# start of EXERCISE INPUTS
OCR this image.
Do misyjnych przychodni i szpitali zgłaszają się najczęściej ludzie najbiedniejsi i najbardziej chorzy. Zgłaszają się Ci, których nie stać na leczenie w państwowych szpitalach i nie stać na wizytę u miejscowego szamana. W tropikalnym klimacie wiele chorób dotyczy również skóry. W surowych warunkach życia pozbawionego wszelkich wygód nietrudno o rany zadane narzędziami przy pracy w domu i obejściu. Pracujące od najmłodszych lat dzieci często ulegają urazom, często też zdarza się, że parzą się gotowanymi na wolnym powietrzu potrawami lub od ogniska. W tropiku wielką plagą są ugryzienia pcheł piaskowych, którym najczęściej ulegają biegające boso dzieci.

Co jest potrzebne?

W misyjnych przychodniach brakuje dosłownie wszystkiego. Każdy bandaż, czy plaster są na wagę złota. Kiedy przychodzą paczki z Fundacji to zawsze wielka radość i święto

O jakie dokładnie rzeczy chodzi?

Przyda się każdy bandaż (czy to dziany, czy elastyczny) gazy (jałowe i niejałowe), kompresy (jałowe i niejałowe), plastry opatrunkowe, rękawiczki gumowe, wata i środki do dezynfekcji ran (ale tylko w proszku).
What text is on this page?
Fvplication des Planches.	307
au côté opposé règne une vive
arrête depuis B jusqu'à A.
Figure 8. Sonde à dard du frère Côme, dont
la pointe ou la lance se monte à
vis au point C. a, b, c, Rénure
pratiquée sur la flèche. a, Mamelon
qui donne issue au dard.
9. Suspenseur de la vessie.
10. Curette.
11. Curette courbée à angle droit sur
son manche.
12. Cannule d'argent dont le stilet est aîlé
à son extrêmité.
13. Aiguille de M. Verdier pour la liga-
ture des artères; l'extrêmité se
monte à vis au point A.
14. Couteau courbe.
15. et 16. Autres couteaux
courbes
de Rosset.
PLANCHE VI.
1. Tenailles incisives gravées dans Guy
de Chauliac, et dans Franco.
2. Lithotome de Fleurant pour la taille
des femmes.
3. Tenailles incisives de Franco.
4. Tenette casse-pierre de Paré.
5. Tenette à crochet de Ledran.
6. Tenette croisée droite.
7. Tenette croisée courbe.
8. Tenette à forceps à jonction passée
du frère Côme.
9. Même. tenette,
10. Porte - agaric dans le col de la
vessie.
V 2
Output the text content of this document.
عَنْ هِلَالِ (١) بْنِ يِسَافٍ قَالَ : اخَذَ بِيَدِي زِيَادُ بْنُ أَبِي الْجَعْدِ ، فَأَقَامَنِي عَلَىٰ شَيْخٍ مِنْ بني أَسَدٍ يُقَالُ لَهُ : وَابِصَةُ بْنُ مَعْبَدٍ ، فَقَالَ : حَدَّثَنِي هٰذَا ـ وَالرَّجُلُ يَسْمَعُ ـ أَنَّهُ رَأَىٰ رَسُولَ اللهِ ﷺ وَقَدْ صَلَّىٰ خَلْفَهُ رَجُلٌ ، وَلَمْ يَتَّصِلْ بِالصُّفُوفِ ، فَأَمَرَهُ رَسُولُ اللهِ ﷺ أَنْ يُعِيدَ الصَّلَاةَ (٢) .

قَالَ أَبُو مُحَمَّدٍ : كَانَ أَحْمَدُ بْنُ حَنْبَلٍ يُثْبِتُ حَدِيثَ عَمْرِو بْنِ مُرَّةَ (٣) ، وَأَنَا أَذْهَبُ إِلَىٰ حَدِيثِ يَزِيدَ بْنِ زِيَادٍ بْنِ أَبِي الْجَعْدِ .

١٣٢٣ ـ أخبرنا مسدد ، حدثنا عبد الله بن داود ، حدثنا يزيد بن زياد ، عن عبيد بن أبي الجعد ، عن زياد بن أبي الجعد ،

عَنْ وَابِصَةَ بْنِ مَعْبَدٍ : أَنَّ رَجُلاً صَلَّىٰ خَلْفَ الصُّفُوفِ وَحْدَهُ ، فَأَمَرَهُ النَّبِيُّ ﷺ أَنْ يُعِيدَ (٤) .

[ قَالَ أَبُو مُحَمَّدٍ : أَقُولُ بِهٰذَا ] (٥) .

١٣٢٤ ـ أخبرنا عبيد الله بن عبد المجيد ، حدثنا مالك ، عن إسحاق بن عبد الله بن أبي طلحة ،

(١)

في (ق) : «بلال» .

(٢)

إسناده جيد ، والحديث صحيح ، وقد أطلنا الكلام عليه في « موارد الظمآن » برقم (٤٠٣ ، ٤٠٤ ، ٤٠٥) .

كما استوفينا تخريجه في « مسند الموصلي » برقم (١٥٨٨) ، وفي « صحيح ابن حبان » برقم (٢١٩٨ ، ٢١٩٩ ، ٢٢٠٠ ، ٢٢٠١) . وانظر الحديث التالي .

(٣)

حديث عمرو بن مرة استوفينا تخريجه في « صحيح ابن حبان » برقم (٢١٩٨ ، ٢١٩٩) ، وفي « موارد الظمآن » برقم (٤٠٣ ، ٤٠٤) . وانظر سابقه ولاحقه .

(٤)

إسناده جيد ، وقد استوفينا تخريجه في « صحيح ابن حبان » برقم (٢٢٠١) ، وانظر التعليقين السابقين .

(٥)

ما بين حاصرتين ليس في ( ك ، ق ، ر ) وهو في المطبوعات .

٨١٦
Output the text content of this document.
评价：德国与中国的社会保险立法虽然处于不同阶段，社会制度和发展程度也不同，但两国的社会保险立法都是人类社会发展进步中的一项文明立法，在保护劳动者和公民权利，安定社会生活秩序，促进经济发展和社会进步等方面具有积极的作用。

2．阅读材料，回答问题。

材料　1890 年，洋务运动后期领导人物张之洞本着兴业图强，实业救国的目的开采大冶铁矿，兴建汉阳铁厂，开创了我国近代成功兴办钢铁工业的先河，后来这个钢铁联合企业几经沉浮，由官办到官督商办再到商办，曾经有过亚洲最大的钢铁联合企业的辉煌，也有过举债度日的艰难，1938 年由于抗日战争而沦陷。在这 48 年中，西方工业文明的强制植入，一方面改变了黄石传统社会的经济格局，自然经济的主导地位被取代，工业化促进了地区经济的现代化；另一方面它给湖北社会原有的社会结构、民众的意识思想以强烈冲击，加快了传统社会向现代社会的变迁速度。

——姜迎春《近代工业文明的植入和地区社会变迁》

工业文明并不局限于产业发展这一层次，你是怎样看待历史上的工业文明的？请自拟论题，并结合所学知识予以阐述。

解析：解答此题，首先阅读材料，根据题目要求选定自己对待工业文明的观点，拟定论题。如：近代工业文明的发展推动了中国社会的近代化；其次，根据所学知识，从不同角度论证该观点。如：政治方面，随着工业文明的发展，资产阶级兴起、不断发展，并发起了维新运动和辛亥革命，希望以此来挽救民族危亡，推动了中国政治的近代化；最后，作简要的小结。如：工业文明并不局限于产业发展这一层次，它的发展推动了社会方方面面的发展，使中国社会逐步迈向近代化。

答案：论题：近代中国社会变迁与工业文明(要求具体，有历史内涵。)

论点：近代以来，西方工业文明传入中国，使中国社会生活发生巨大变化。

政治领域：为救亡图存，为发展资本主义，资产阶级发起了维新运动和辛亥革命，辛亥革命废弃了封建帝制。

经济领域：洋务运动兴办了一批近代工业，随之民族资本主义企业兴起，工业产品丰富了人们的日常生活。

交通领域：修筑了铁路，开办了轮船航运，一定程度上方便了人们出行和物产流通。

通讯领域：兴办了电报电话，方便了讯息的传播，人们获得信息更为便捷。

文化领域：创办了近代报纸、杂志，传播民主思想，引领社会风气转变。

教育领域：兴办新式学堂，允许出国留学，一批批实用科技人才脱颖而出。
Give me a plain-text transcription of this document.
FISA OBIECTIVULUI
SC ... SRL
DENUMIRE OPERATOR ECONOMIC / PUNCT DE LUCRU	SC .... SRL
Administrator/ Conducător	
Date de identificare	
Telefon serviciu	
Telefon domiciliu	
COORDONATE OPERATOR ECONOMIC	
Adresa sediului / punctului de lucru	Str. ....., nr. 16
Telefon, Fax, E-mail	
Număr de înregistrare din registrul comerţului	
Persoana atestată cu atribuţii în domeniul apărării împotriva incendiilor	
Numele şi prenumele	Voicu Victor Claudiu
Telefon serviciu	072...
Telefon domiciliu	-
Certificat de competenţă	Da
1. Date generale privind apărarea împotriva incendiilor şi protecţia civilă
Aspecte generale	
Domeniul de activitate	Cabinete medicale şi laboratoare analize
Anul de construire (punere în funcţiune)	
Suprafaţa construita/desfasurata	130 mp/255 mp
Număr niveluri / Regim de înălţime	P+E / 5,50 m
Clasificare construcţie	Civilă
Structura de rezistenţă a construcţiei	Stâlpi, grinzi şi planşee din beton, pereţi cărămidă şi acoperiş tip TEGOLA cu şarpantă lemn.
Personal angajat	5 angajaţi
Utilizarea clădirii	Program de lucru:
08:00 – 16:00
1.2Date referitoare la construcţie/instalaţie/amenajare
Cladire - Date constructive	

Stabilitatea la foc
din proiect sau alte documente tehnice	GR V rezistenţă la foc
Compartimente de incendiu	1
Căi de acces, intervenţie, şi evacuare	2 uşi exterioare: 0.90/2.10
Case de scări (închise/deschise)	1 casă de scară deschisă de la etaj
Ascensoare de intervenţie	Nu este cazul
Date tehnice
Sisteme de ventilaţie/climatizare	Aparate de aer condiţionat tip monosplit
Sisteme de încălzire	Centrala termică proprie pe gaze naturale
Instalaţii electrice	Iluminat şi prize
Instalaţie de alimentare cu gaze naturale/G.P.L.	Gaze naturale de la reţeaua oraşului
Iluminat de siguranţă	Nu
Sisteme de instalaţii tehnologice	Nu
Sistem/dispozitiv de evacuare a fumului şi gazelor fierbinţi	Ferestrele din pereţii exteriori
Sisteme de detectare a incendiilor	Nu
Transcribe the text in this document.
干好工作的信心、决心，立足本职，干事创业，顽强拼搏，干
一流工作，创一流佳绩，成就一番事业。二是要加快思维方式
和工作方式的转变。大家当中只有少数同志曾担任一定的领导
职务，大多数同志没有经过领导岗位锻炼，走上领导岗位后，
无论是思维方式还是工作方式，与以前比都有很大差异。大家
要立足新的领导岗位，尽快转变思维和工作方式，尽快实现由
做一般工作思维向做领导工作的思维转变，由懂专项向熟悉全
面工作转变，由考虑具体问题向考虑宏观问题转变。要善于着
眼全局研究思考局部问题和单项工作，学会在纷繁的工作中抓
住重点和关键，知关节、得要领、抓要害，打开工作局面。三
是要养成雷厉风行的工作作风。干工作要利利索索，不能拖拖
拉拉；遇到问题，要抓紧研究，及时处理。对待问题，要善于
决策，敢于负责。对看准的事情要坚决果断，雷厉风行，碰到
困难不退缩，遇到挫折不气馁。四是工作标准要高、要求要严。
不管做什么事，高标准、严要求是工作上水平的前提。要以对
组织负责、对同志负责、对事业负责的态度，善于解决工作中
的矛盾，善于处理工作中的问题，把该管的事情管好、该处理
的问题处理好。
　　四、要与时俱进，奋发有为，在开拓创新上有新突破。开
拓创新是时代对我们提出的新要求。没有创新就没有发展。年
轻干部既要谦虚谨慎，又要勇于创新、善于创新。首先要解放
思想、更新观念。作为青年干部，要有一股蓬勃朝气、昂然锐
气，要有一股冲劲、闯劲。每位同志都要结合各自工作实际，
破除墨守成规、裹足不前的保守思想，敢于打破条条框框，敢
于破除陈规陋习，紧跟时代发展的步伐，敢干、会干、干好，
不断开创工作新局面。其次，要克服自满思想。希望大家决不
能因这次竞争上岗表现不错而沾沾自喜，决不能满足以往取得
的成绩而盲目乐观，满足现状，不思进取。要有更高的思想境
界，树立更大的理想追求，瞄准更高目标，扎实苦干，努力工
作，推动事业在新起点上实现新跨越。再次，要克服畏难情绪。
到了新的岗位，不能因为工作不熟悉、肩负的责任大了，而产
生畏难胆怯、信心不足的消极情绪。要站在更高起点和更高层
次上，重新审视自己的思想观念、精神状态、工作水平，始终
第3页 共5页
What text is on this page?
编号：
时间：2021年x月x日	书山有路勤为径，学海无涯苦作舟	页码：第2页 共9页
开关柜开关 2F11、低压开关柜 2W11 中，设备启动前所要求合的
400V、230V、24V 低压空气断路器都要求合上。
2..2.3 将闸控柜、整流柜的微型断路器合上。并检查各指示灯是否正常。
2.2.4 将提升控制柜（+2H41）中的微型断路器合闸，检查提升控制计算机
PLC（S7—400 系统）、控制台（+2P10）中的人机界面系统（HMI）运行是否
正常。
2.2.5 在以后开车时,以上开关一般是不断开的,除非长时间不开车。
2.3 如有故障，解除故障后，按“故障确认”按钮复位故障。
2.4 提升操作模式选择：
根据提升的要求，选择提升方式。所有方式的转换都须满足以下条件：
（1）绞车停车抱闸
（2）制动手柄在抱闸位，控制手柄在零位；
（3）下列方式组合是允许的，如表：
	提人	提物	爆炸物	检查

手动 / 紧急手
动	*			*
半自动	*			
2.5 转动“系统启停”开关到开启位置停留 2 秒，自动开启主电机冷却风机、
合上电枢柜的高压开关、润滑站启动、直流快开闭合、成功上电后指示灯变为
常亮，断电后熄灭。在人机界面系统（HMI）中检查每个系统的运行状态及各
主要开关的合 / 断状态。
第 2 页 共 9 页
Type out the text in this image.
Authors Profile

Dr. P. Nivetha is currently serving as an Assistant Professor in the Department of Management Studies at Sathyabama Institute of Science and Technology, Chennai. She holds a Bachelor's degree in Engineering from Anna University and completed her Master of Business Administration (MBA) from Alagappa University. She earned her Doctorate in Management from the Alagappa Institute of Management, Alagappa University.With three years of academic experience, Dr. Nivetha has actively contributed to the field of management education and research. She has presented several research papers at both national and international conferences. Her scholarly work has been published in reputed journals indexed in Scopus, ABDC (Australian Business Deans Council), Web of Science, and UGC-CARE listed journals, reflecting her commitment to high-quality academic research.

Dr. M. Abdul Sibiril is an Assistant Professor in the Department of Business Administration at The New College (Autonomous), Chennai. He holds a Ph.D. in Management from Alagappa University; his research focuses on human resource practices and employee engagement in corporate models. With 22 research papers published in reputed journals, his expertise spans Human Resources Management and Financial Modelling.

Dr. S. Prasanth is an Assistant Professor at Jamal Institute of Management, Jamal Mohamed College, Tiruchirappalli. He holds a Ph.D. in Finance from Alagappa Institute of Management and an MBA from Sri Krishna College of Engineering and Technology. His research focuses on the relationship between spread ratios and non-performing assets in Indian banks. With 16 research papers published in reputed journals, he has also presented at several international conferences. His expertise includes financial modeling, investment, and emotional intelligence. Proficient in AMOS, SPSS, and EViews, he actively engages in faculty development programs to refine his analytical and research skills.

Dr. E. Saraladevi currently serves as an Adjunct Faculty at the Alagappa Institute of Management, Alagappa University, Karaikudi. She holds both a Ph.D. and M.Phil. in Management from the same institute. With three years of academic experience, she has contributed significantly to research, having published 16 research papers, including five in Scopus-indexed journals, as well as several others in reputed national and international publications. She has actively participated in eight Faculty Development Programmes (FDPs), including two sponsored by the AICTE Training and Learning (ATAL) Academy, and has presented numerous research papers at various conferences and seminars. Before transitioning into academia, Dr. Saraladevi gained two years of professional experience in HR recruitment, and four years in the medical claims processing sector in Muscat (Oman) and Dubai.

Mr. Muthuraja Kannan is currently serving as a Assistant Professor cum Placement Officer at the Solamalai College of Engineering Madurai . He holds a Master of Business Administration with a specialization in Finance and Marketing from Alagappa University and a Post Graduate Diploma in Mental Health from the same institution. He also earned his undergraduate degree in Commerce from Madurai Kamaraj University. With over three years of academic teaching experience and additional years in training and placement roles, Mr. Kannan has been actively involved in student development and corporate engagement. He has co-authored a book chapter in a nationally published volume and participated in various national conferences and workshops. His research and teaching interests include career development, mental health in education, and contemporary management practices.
# end of EXERCISE INPUTS
### WHAT IS NEEDED
Copy each line of the listing that contains the string "Telefon".

### FINAL RESULT
Telefon serviciu	
Telefon domiciliu	
Telefon, Fax, E-mail	
Telefon serviciu	072...
Telefon domiciliu	-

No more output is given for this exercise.